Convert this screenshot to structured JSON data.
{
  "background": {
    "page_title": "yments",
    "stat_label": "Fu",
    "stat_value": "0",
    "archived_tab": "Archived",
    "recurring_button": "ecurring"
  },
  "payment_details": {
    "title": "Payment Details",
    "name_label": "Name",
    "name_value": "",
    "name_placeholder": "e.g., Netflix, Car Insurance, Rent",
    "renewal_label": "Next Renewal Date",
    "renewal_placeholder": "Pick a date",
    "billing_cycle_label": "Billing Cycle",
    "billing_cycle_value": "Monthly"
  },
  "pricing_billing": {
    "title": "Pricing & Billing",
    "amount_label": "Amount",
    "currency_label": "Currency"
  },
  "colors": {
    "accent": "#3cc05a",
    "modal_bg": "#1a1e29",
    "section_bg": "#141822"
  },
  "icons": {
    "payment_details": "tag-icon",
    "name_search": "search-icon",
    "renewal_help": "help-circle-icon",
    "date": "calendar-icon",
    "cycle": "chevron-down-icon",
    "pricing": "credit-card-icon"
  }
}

★ ★ ★ ★ ★ ★ ★

Instruction → Transcribe all of the lines in the records precisely.

Response to this task →
Convert this screenshot to structured JSON data.
{
  "background": {
    "page_title": "yments",
    "stat_label": "Fu",
    "stat_value": "0",
    "archived_tab": "Archived",
    "recurring_button": "ecurring"
  },
  "payment_details": {
    "title": "Payment Details",
    "name_label": "Name",
    "name_value": "",
    "name_placeholder": "e.g., Netflix, Car Insurance, Rent",
    "renewal_label": "Next Renewal Date",
    "renewal_placeholder": "Pick a date",
    "billing_cycle_label": "Billing Cycle",
    "billing_cycle_value": "Monthly"
  },
  "pricing_billing": {
    "title": "Pricing & Billing",
    "amount_label": "Amount",
    "currency_label": "Currency"
  },
  "colors": {
    "accent": "#3cc05a",
    "modal_bg": "#1a1e29",
    "section_bg": "#141822"
  },
  "icons": {
    "payment_details": "tag-icon",
    "name_search": "search-icon",
    "renewal_help": "help-circle-icon",
    "date": "calendar-icon",
    "cycle": "chevron-down-icon",
    "pricing": "credit-card-icon"
  }
}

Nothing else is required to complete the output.